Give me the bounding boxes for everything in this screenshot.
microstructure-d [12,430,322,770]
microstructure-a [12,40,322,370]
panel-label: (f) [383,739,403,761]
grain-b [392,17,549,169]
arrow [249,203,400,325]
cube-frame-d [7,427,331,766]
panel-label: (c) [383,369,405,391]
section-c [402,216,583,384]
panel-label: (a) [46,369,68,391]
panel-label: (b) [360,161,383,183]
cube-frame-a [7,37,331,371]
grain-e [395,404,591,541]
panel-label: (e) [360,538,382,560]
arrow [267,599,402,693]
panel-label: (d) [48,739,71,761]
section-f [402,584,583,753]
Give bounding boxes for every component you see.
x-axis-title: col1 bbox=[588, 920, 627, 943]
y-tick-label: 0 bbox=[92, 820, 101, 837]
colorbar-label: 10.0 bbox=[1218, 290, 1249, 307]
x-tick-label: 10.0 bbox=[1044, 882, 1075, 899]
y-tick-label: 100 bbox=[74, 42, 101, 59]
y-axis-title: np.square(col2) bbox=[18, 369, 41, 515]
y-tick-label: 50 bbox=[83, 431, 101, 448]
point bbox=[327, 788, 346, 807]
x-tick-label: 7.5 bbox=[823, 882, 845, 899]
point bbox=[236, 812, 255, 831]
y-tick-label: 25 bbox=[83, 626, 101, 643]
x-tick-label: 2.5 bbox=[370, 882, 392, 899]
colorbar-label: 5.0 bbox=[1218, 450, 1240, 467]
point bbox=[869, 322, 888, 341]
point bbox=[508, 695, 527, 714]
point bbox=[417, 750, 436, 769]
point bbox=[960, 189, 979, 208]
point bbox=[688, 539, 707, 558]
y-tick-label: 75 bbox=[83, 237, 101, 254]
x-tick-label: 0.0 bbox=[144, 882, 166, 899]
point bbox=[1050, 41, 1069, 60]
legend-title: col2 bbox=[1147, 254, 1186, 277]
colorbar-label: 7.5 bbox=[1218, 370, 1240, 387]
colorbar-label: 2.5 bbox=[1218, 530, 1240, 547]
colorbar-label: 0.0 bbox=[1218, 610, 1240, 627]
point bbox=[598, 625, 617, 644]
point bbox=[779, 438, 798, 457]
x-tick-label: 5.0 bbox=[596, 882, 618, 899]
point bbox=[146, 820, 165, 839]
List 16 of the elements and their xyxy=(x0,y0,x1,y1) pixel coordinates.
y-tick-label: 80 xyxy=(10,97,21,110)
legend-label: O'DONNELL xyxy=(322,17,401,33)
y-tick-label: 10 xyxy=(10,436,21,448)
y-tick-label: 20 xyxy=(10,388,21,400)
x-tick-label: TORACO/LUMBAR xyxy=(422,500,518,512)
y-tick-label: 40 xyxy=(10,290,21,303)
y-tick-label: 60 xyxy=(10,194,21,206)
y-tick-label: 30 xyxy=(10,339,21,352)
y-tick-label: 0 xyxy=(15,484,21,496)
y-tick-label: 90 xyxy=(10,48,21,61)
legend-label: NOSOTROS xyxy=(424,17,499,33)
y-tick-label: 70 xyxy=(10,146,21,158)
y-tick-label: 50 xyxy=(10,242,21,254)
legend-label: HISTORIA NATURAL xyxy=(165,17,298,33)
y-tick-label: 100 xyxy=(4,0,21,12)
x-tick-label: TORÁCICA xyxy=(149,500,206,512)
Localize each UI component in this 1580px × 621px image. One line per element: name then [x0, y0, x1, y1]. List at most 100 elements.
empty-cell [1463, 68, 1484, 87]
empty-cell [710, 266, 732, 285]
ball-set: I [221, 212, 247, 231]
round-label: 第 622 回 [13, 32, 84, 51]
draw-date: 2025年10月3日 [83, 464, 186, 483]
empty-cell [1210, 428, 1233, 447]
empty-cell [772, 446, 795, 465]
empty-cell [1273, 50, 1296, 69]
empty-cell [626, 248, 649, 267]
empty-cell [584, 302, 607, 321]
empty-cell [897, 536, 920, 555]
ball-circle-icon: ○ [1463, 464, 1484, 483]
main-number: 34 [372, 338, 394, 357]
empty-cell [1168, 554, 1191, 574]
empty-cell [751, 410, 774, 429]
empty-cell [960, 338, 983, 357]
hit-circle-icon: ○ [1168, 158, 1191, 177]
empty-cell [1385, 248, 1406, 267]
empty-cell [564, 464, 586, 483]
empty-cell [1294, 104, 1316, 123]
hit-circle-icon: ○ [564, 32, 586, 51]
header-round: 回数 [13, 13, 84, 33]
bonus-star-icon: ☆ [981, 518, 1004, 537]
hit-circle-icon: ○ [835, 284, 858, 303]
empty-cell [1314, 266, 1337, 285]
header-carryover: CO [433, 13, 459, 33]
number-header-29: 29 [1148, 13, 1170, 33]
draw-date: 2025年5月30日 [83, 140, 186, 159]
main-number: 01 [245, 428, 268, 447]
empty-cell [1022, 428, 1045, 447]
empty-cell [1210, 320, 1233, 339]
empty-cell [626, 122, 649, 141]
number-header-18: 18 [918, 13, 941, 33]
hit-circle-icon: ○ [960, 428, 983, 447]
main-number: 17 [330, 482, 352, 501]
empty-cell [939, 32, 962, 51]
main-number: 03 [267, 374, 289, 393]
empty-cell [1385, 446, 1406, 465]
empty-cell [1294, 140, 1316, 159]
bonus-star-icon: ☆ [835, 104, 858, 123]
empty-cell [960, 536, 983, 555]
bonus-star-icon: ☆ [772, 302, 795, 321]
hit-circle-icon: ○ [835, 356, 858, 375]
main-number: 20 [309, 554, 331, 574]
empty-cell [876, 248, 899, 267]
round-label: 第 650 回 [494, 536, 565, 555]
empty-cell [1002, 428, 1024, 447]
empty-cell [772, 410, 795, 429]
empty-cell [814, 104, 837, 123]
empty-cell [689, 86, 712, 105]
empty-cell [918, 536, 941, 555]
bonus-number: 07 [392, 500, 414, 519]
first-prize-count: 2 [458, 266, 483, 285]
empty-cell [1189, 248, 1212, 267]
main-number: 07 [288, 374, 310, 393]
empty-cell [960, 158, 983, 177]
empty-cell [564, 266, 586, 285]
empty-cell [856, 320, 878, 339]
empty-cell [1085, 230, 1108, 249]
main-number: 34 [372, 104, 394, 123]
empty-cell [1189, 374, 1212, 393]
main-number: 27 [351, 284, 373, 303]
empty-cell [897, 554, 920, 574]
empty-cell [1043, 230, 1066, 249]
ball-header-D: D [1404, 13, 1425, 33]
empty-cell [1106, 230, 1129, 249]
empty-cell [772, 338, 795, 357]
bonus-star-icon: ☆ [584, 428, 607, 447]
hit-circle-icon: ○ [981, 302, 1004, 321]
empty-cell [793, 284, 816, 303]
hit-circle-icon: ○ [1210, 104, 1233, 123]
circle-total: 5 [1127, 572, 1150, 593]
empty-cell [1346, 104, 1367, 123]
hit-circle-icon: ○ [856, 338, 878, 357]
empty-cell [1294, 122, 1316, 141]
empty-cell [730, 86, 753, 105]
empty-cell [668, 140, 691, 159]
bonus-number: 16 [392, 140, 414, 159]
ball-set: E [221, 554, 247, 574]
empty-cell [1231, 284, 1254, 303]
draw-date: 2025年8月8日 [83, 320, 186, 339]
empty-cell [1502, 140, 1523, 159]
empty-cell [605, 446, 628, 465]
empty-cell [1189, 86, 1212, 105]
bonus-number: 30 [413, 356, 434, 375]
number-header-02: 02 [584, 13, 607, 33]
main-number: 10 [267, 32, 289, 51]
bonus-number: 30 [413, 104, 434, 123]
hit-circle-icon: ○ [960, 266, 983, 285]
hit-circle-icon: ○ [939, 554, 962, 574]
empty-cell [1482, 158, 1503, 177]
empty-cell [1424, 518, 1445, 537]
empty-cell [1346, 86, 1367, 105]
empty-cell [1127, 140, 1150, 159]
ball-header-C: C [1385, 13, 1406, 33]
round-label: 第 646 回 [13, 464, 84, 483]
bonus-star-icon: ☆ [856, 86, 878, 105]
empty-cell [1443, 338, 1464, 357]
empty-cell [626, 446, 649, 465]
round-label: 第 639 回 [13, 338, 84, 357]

- - - - -

SET TASK =>
Retype the records character for character, starting at the very first line and ending at the line that contains "cube-frame-d [7,427,331,766]", with both of those lines included.

TASK SOLUTION =>
Give me the bounding boxes for everything in this screenshot.
microstructure-d [12,430,322,770]
microstructure-a [12,40,322,370]
panel-label: (f) [383,739,403,761]
grain-b [392,17,549,169]
arrow [249,203,400,325]
cube-frame-d [7,427,331,766]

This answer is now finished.